-- Start Given entries --

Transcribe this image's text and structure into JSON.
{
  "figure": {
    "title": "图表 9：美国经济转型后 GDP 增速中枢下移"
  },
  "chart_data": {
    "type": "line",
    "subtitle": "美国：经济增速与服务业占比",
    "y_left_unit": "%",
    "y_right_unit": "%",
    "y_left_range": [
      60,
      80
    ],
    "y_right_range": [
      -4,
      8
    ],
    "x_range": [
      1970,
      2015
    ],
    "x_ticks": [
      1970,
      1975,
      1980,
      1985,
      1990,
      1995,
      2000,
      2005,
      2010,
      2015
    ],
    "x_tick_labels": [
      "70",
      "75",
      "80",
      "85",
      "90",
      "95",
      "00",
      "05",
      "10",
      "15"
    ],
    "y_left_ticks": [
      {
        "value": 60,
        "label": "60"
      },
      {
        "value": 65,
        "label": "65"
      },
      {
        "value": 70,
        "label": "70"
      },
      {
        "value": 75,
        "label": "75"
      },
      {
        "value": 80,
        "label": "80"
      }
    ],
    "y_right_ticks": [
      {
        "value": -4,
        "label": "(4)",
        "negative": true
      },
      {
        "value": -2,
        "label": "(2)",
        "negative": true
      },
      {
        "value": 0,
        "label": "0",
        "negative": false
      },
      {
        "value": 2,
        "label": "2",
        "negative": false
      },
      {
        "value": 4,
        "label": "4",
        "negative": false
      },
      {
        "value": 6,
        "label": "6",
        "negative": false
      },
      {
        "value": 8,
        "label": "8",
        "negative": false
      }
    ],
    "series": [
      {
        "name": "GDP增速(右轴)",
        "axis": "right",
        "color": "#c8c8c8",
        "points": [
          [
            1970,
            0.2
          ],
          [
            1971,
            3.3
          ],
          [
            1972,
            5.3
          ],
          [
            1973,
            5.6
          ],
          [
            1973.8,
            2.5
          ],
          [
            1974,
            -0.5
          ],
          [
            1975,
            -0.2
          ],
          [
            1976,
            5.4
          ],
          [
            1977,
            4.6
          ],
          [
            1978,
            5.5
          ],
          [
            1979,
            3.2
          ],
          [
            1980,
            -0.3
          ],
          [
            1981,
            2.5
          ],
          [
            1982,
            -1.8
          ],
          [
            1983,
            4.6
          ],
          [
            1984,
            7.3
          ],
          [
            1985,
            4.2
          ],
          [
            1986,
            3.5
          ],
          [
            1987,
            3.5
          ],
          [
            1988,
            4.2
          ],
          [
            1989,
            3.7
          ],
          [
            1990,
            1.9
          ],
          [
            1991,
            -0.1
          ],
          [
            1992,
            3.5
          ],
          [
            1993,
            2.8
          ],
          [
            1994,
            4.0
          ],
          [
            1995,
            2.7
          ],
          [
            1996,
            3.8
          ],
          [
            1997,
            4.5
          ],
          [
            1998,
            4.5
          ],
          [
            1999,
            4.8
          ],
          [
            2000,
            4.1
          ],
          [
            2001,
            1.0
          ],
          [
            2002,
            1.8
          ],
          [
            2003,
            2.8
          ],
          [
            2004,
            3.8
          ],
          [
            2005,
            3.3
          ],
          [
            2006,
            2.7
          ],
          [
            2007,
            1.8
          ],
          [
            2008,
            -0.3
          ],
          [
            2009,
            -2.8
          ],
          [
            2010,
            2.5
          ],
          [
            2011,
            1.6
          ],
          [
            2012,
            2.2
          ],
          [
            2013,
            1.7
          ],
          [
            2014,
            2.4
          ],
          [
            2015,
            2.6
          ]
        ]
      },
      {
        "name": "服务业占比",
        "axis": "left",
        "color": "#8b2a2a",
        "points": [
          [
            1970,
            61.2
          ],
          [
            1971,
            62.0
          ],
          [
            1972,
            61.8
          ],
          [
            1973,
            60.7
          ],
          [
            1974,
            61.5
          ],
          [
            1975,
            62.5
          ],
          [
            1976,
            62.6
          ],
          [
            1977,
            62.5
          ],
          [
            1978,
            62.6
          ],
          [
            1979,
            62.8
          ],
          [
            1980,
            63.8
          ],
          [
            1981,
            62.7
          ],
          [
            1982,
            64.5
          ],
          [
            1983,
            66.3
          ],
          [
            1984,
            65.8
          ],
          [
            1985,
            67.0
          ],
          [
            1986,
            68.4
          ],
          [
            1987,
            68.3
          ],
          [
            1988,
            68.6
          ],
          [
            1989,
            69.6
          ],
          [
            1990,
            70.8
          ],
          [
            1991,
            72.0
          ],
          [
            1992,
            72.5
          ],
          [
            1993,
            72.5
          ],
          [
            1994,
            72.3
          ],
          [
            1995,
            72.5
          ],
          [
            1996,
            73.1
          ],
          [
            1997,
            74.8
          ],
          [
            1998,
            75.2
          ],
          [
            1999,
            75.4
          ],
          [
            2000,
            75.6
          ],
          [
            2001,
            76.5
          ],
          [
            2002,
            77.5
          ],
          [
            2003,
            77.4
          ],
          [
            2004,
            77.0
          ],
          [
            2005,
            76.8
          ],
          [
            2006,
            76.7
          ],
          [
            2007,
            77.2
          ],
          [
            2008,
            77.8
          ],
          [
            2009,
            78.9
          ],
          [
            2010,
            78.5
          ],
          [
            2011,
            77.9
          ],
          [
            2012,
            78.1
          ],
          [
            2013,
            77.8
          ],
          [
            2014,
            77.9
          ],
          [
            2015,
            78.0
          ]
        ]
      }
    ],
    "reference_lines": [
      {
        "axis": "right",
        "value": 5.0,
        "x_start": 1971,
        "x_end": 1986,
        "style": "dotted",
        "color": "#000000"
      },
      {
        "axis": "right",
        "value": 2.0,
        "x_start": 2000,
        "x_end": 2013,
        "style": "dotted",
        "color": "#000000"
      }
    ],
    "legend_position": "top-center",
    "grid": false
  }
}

-- End Given entries --

Every line above should be retyped exactly as given.

**Result of this exercise**
Transcribe this image's text and structure into JSON.
{
  "figure": {
    "title": "图表 9：美国经济转型后 GDP 增速中枢下移"
  },
  "chart_data": {
    "type": "line",
    "subtitle": "美国：经济增速与服务业占比",
    "y_left_unit": "%",
    "y_right_unit": "%",
    "y_left_range": [
      60,
      80
    ],
    "y_right_range": [
      -4,
      8
    ],
    "x_range": [
      1970,
      2015
    ],
    "x_ticks": [
      1970,
      1975,
      1980,
      1985,
      1990,
      1995,
      2000,
      2005,
      2010,
      2015
    ],
    "x_tick_labels": [
      "70",
      "75",
      "80",
      "85",
      "90",
      "95",
      "00",
      "05",
      "10",
      "15"
    ],
    "y_left_ticks": [
      {
        "value": 60,
        "label": "60"
      },
      {
        "value": 65,
        "label": "65"
      },
      {
        "value": 70,
        "label": "70"
      },
      {
        "value": 75,
        "label": "75"
      },
      {
        "value": 80,
        "label": "80"
      }
    ],
    "y_right_ticks": [
      {
        "value": -4,
        "label": "(4)",
        "negative": true
      },
      {
        "value": -2,
        "label": "(2)",
        "negative": true
      },
      {
        "value": 0,
        "label": "0",
        "negative": false
      },
      {
        "value": 2,
        "label": "2",
        "negative": false
      },
      {
        "value": 4,
        "label": "4",
        "negative": false
      },
      {
        "value": 6,
        "label": "6",
        "negative": false
      },
      {
        "value": 8,
        "label": "8",
        "negative": false
      }
    ],
    "series": [
      {
        "name": "GDP增速(右轴)",
        "axis": "right",
        "color": "#c8c8c8",
        "points": [
          [
            1970,
            0.2
          ],
          [
            1971,
            3.3
          ],
          [
            1972,
            5.3
          ],
          [
            1973,
            5.6
          ],
          [
            1973.8,
            2.5
          ],
          [
            1974,
            -0.5
          ],
          [
            1975,
            -0.2
          ],
          [
            1976,
            5.4
          ],
          [
            1977,
            4.6
          ],
          [
            1978,
            5.5
          ],
          [
            1979,
            3.2
          ],
          [
            1980,
            -0.3
          ],
          [
            1981,
            2.5
          ],
          [
            1982,
            -1.8
          ],
          [
            1983,
            4.6
          ],
          [
            1984,
            7.3
          ],
          [
            1985,
            4.2
          ],
          [
            1986,
            3.5
          ],
          [
            1987,
            3.5
          ],
          [
            1988,
            4.2
          ],
          [
            1989,
            3.7
          ],
          [
            1990,
            1.9
          ],
          [
            1991,
            -0.1
          ],
          [
            1992,
            3.5
          ],
          [
            1993,
            2.8
          ],
          [
            1994,
            4.0
          ],
          [
            1995,
            2.7
          ],
          [
            1996,
            3.8
          ],
          [
            1997,
            4.5
          ],
          [
            1998,
            4.5
          ],
          [
            1999,
            4.8
          ],
          [
            2000,
            4.1
          ],
          [
            2001,
            1.0
          ],
          [
            2002,
            1.8
          ],
          [
            2003,
            2.8
          ],
          [
            2004,
            3.8
          ],
          [
            2005,
            3.3
          ],
          [
            2006,
            2.7
          ],
          [
            2007,
            1.8
          ],
          [
            2008,
            -0.3
          ],
          [
            2009,
            -2.8
          ],
          [
            2010,
            2.5
          ],
          [
            2011,
            1.6
          ],
          [
            2012,
            2.2
          ],
          [
            2013,
            1.7
          ],
          [
            2014,
            2.4
          ],
          [
            2015,
            2.6
          ]
        ]
      },
      {
        "name": "服务业占比",
        "axis": "left",
        "color": "#8b2a2a",
        "points": [
          [
            1970,
            61.2
          ],
          [
            1971,
            62.0
          ],
          [
            1972,
            61.8
          ],
          [
            1973,
            60.7
          ],
          [
            1974,
            61.5
          ],
          [
            1975,
            62.5
          ],
          [
            1976,
            62.6
          ],
          [
            1977,
            62.5
          ],
          [
            1978,
            62.6
          ],
          [
            1979,
            62.8
          ],
          [
            1980,
            63.8
          ],
          [
            1981,
            62.7
          ],
          [
            1982,
            64.5
          ],
          [
            1983,
            66.3
          ],
          [
            1984,
            65.8
          ],
          [
            1985,
            67.0
          ],
          [
            1986,
            68.4
          ],
          [
            1987,
            68.3
          ],
          [
            1988,
            68.6
          ],
          [
            1989,
            69.6
          ],
          [
            1990,
            70.8
          ],
          [
            1991,
            72.0
          ],
          [
            1992,
            72.5
          ],
          [
            1993,
            72.5
          ],
          [
            1994,
            72.3
          ],
          [
            1995,
            72.5
          ],
          [
            1996,
            73.1
          ],
          [
            1997,
            74.8
          ],
          [
            1998,
            75.2
          ],
          [
            1999,
            75.4
          ],
          [
            2000,
            75.6
          ],
          [
            2001,
            76.5
          ],
          [
            2002,
            77.5
          ],
          [
            2003,
            77.4
          ],
          [
            2004,
            77.0
          ],
          [
            2005,
            76.8
          ],
          [
            2006,
            76.7
          ],
          [
            2007,
            77.2
          ],
          [
            2008,
            77.8
          ],
          [
            2009,
            78.9
          ],
          [
            2010,
            78.5
          ],
          [
            2011,
            77.9
          ],
          [
            2012,
            78.1
          ],
          [
            2013,
            77.8
          ],
          [
            2014,
            77.9
          ],
          [
            2015,
            78.0
          ]
        ]
      }
    ],
    "reference_lines": [
      {
        "axis": "right",
        "value": 5.0,
        "x_start": 1971,
        "x_end": 1986,
        "style": "dotted",
        "color": "#000000"
      },
      {
        "axis": "right",
        "value": 2.0,
        "x_start": 2000,
        "x_end": 2013,
        "style": "dotted",
        "color": "#000000"
      }
    ],
    "legend_position": "top-center",
    "grid": false
  }
}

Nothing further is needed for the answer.